§ The problem
Output the full listing below exactly as it reads, and skip anything that is a picture.

§ Recorded information
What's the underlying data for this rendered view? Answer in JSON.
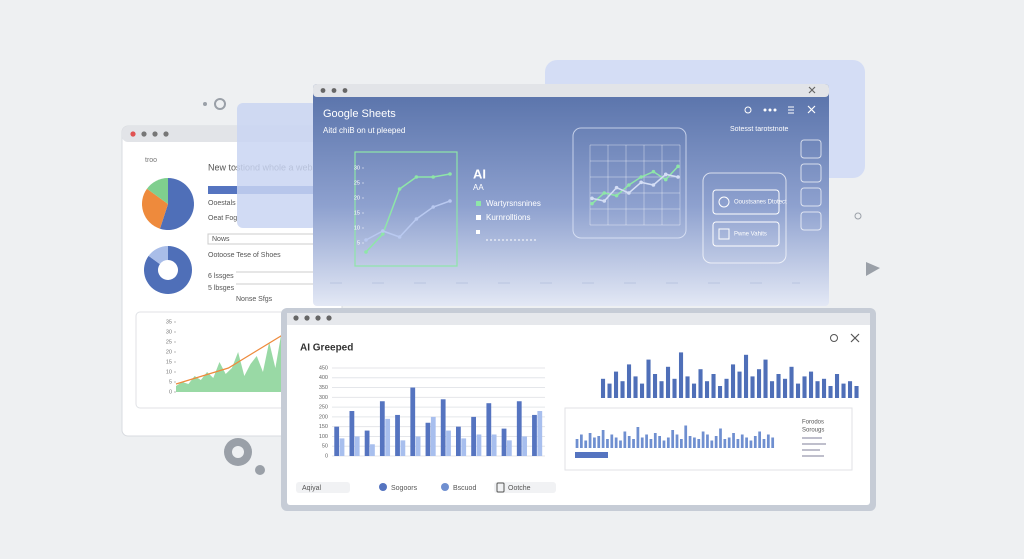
{
  "back_window": {
    "menu": "troo",
    "title": "New tostiond whole a webs",
    "rows": [
      "Ooestals",
      "Oeat Fog",
      "Nows"
    ],
    "section": "Ootoose Tese of Shoes",
    "items": [
      "6 lssges",
      "5 lbsges"
    ],
    "caption": "Nonse Sfgs",
    "pie": {
      "type": "pie",
      "values": [
        55,
        30,
        15
      ],
      "colors": [
        "#4f6fb8",
        "#ee8a3c",
        "#7fcf8e"
      ]
    },
    "donut": {
      "type": "donut",
      "values": [
        85,
        15
      ],
      "colors": [
        "#4f6fb8",
        "#a9bde8"
      ]
    },
    "chart": {
      "type": "area",
      "values": [
        3,
        5,
        4,
        8,
        6,
        10,
        7,
        15,
        9,
        12,
        20,
        8,
        14,
        18,
        10,
        25,
        12,
        30,
        9,
        14
      ],
      "color": "#7fcf8e",
      "trend": {
        "values": [
          4,
          6,
          8,
          10,
          12,
          16,
          20,
          24,
          28,
          32
        ],
        "color": "#ee8a3c"
      },
      "ylim": [
        0,
        35
      ],
      "yticks": [
        0,
        5,
        10,
        15,
        20,
        25,
        30,
        35
      ]
    }
  },
  "middle_window": {
    "title": "Google Sheets",
    "subtitle": "Aitd chiB on ut pleeped",
    "heading": "AI",
    "subheading": "AA",
    "legend": [
      "Wartyrsnsnines",
      "Kurnrolltions"
    ],
    "right_label": "Sotesst tarotstnote",
    "cards": [
      "Ooustsanes Dtotect",
      "Pwne Vahits"
    ],
    "chart": {
      "type": "line",
      "series": [
        {
          "color": "#8ee6a8",
          "values": [
            2,
            8,
            23,
            27,
            27,
            28
          ]
        },
        {
          "color": "#b9c9f0",
          "values": [
            6,
            9,
            7,
            13,
            17,
            19
          ]
        }
      ],
      "ylim": [
        0,
        32
      ],
      "yticks": [
        5,
        10,
        15,
        20,
        25,
        30
      ]
    },
    "mini_chart": {
      "type": "line",
      "series": [
        {
          "color": "#8ee6a8",
          "values": [
            8,
            12,
            11,
            15,
            18,
            20,
            17,
            22
          ]
        },
        {
          "color": "#d4def5",
          "values": [
            10,
            9,
            14,
            12,
            16,
            15,
            19,
            18
          ]
        }
      ],
      "ylim": [
        0,
        30
      ]
    }
  },
  "front_window": {
    "title": "AI Greeped",
    "chart": {
      "type": "bar",
      "series": [
        {
          "color": "#5574c0",
          "values": [
            150,
            230,
            130,
            280,
            210,
            350,
            170,
            290,
            150,
            200,
            270,
            140,
            280,
            210
          ]
        },
        {
          "color": "#a8bfee",
          "values": [
            90,
            100,
            60,
            190,
            80,
            100,
            200,
            130,
            90,
            110,
            110,
            80,
            100,
            230
          ]
        }
      ],
      "ylim": [
        0,
        450
      ],
      "yticks": [
        0,
        50,
        100,
        150,
        200,
        250,
        300,
        350,
        400,
        450
      ]
    },
    "side_chart": {
      "type": "bar",
      "color": "#4f6fb8",
      "ylim": [
        0,
        100
      ],
      "values": [
        40,
        30,
        55,
        35,
        70,
        45,
        30,
        80,
        50,
        35,
        65,
        40,
        95,
        45,
        30,
        60,
        35,
        50,
        25,
        40,
        70,
        55,
        90,
        45,
        60,
        80,
        35,
        50,
        40,
        65,
        30,
        45,
        55,
        35,
        40,
        25,
        50,
        30,
        35,
        25
      ]
    },
    "strip_chart": {
      "type": "bar",
      "color": "#6f8fd0",
      "ylim": [
        0,
        100
      ],
      "values": [
        30,
        45,
        25,
        50,
        35,
        40,
        60,
        30,
        45,
        35,
        25,
        55,
        40,
        30,
        70,
        35,
        45,
        30,
        50,
        40,
        25,
        35,
        60,
        45,
        30,
        75,
        40,
        35,
        30,
        55,
        45,
        25,
        40,
        65,
        30,
        35,
        50,
        30,
        45,
        35,
        25,
        40,
        55,
        30,
        45,
        35
      ]
    },
    "strip_title": "Forodos",
    "strip_subtitle": "Sorougs",
    "tabs": [
      "Aqiyal",
      "Sogoors",
      "Bscuod",
      "Ootche"
    ]
  }
}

§ Expected answer
What's the underlying data for this rendered view? Answer in JSON.
{
  "back_window": {
    "menu": "troo",
    "title": "New tostiond whole a webs",
    "rows": [
      "Ooestals",
      "Oeat Fog",
      "Nows"
    ],
    "section": "Ootoose Tese of Shoes",
    "items": [
      "6 lssges",
      "5 lbsges"
    ],
    "caption": "Nonse Sfgs",
    "pie": {
      "type": "pie",
      "values": [
        55,
        30,
        15
      ],
      "colors": [
        "#4f6fb8",
        "#ee8a3c",
        "#7fcf8e"
      ]
    },
    "donut": {
      "type": "donut",
      "values": [
        85,
        15
      ],
      "colors": [
        "#4f6fb8",
        "#a9bde8"
      ]
    },
    "chart": {
      "type": "area",
      "values": [
        3,
        5,
        4,
        8,
        6,
        10,
        7,
        15,
        9,
        12,
        20,
        8,
        14,
        18,
        10,
        25,
        12,
        30,
        9,
        14
      ],
      "color": "#7fcf8e",
      "trend": {
        "values": [
          4,
          6,
          8,
          10,
          12,
          16,
          20,
          24,
          28,
          32
        ],
        "color": "#ee8a3c"
      },
      "ylim": [
        0,
        35
      ],
      "yticks": [
        0,
        5,
        10,
        15,
        20,
        25,
        30,
        35
      ]
    }
  },
  "middle_window": {
    "title": "Google Sheets",
    "subtitle": "Aitd chiB on ut pleeped",
    "heading": "AI",
    "subheading": "AA",
    "legend": [
      "Wartyrsnsnines",
      "Kurnrolltions"
    ],
    "right_label": "Sotesst tarotstnote",
    "cards": [
      "Ooustsanes Dtotect",
      "Pwne Vahits"
    ],
    "chart": {
      "type": "line",
      "series": [
        {
          "color": "#8ee6a8",
          "values": [
            2,
            8,
            23,
            27,
            27,
            28
          ]
        },
        {
          "color": "#b9c9f0",
          "values": [
            6,
            9,
            7,
            13,
            17,
            19
          ]
        }
      ],
      "ylim": [
        0,
        32
      ],
      "yticks": [
        5,
        10,
        15,
        20,
        25,
        30
      ]
    },
    "mini_chart": {
      "type": "line",
      "series": [
        {
          "color": "#8ee6a8",
          "values": [
            8,
            12,
            11,
            15,
            18,
            20,
            17,
            22
          ]
        },
        {
          "color": "#d4def5",
          "values": [
            10,
            9,
            14,
            12,
            16,
            15,
            19,
            18
          ]
        }
      ],
      "ylim": [
        0,
        30
      ]
    }
  },
  "front_window": {
    "title": "AI Greeped",
    "chart": {
      "type": "bar",
      "series": [
        {
          "color": "#5574c0",
          "values": [
            150,
            230,
            130,
            280,
            210,
            350,
            170,
            290,
            150,
            200,
            270,
            140,
            280,
            210
          ]
        },
        {
          "color": "#a8bfee",
          "values": [
            90,
            100,
            60,
            190,
            80,
            100,
            200,
            130,
            90,
            110,
            110,
            80,
            100,
            230
          ]
        }
      ],
      "ylim": [
        0,
        450
      ],
      "yticks": [
        0,
        50,
        100,
        150,
        200,
        250,
        300,
        350,
        400,
        450
      ]
    },
    "side_chart": {
      "type": "bar",
      "color": "#4f6fb8",
      "ylim": [
        0,
        100
      ],
      "values": [
        40,
        30,
        55,
        35,
        70,
        45,
        30,
        80,
        50,
        35,
        65,
        40,
        95,
        45,
        30,
        60,
        35,
        50,
        25,
        40,
        70,
        55,
        90,
        45,
        60,
        80,
        35,
        50,
        40,
        65,
        30,
        45,
        55,
        35,
        40,
        25,
        50,
        30,
        35,
        25
      ]
    },
    "strip_chart": {
      "type": "bar",
      "color": "#6f8fd0",
      "ylim": [
        0,
        100
      ],
      "values": [
        30,
        45,
        25,
        50,
        35,
        40,
        60,
        30,
        45,
        35,
        25,
        55,
        40,
        30,
        70,
        35,
        45,
        30,
        50,
        40,
        25,
        35,
        60,
        45,
        30,
        75,
        40,
        35,
        30,
        55,
        45,
        25,
        40,
        65,
        30,
        35,
        50,
        30,
        45,
        35,
        25,
        40,
        55,
        30,
        45,
        35
      ]
    },
    "strip_title": "Forodos",
    "strip_subtitle": "Sorougs",
    "tabs": [
      "Aqiyal",
      "Sogoors",
      "Bscuod",
      "Ootche"
    ]
  }
}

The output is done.